--- Start of RECORD EXTRACTS ---
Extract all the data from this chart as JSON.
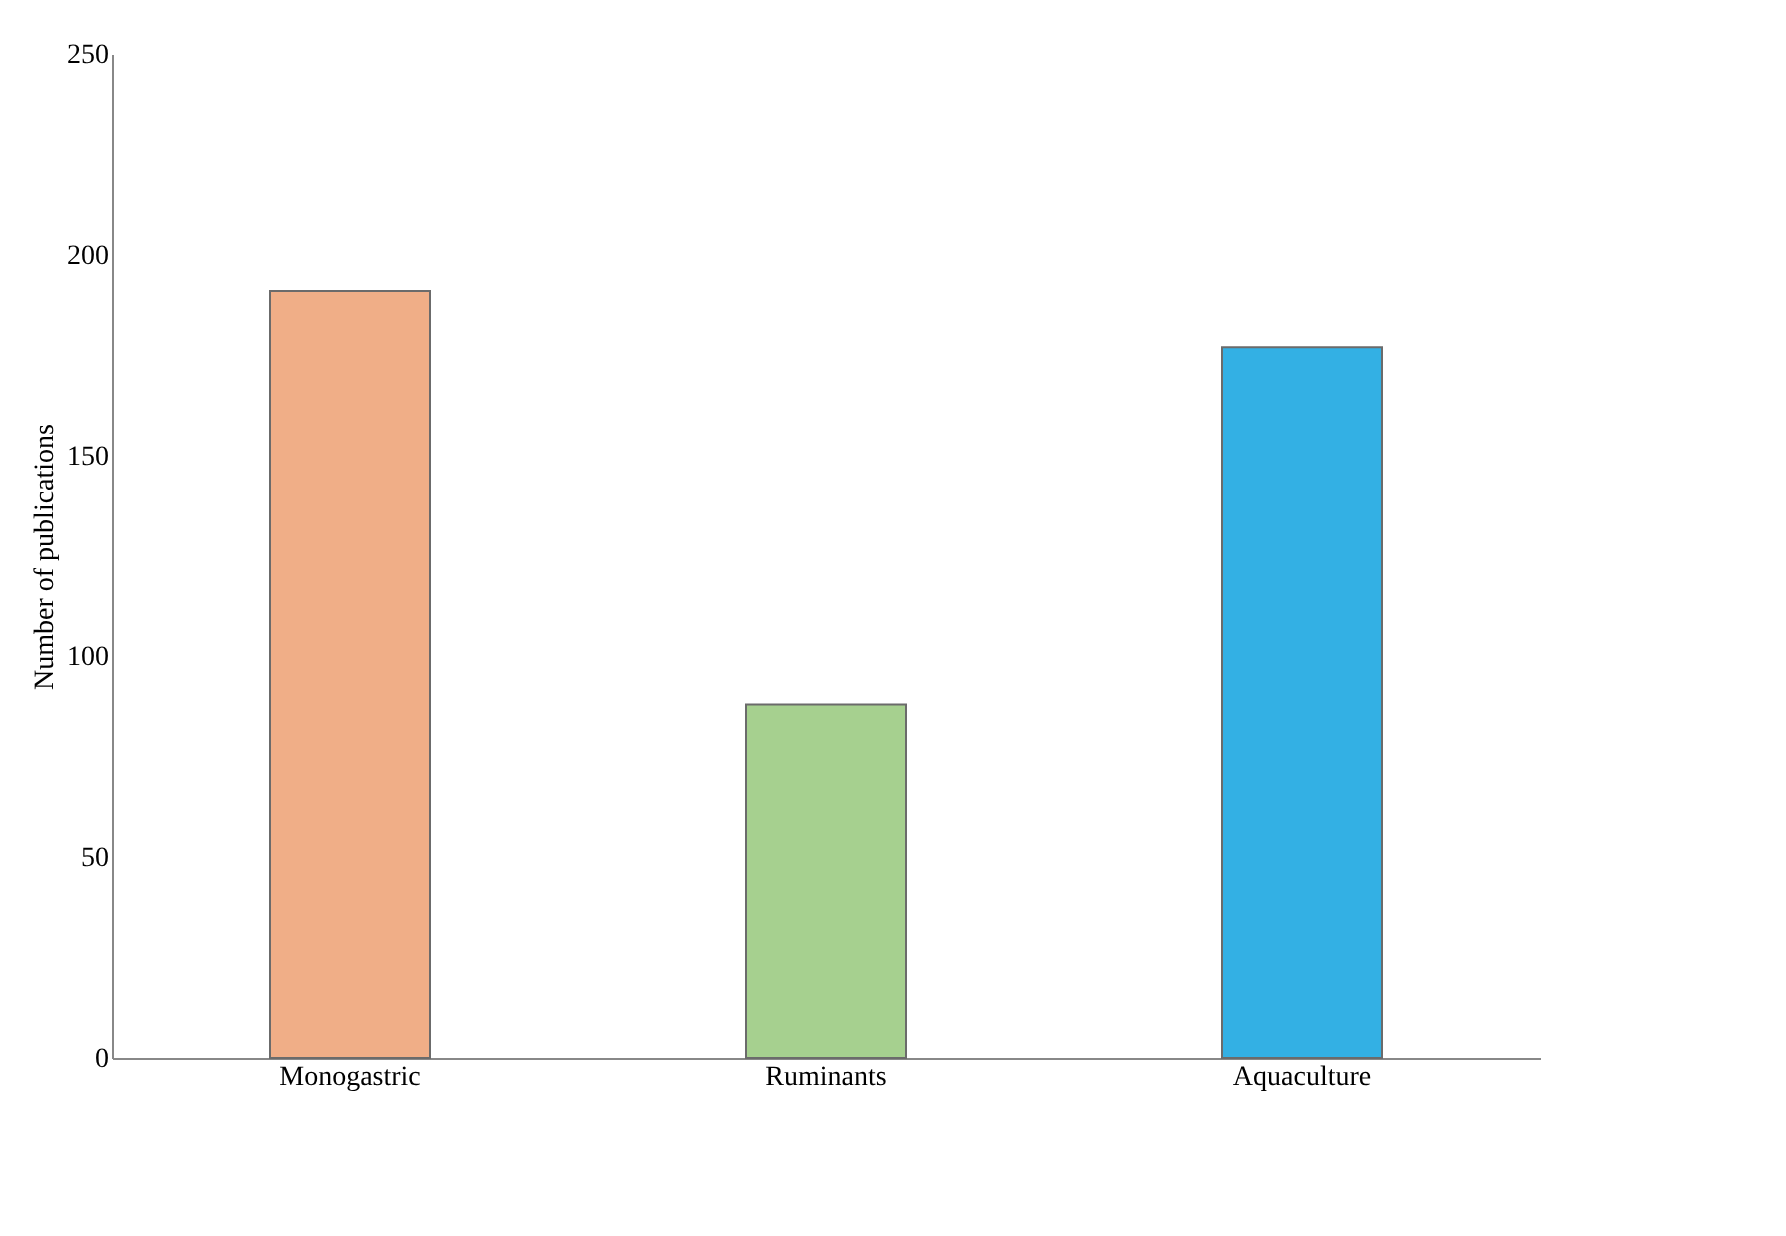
{
  "chart_data": {
    "type": "bar",
    "ylabel": "Number of publications",
    "categories": [
      "Monogastric",
      "Ruminants",
      "Aquaculture"
    ],
    "values": [
      191,
      88,
      177
    ],
    "colors": [
      "#f0ae87",
      "#a6d08f",
      "#33b0e4"
    ],
    "ylim": [
      0,
      250
    ],
    "yticks": [
      0,
      50,
      100,
      150,
      200,
      250
    ],
    "grid": false
  }
}
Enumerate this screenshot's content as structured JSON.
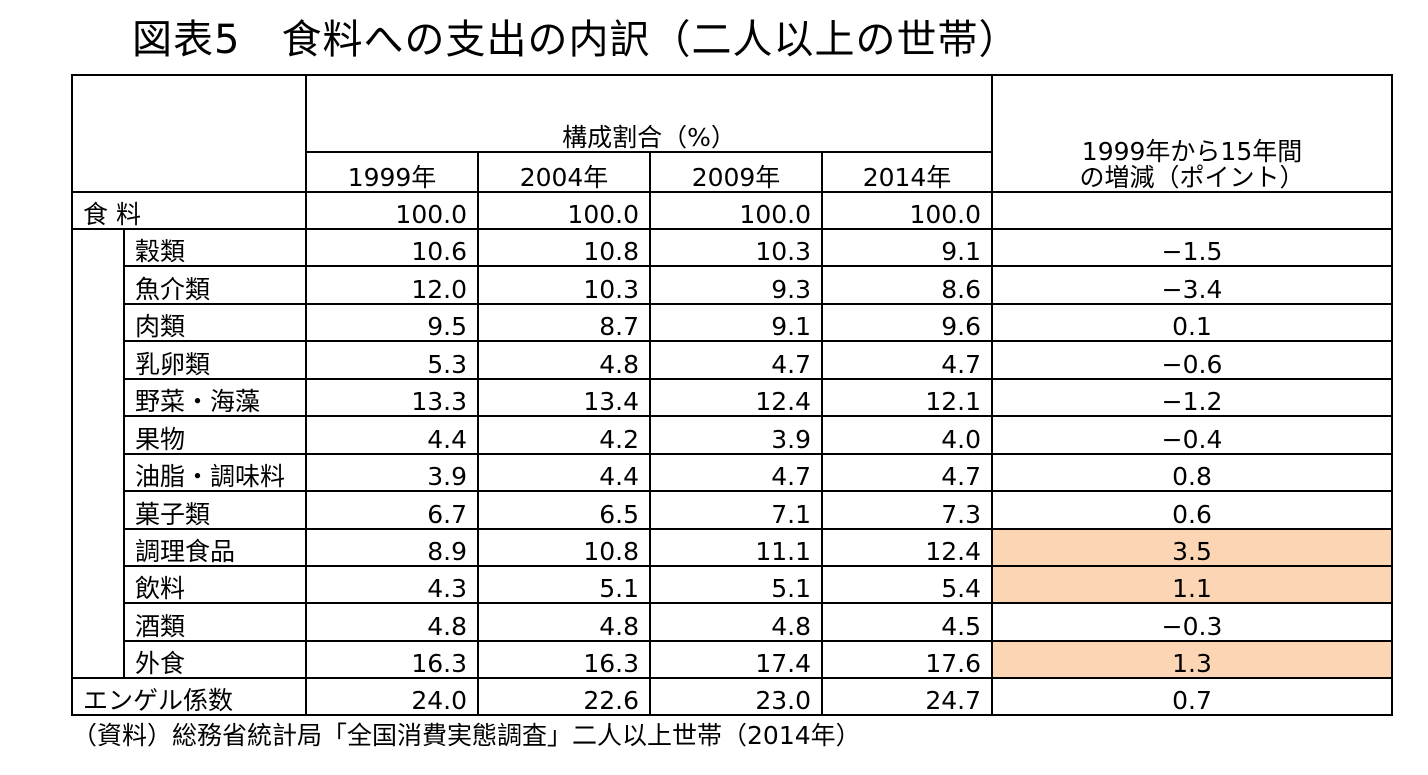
--- End of RECORD EXTRACTS ---
Set down every record once more, word for word, without pictures.

Extract all the data from this chart as JSON.
{
  "chart_data": {
    "type": "bar",
    "ylabel": "Number of publications",
    "categories": [
      "Monogastric",
      "Ruminants",
      "Aquaculture"
    ],
    "values": [
      191,
      88,
      177
    ],
    "colors": [
      "#f0ae87",
      "#a6d08f",
      "#33b0e4"
    ],
    "ylim": [
      0,
      250
    ],
    "yticks": [
      0,
      50,
      100,
      150,
      200,
      250
    ],
    "grid": false
  }
}
Enumerate this screenshot's content as structured JSON.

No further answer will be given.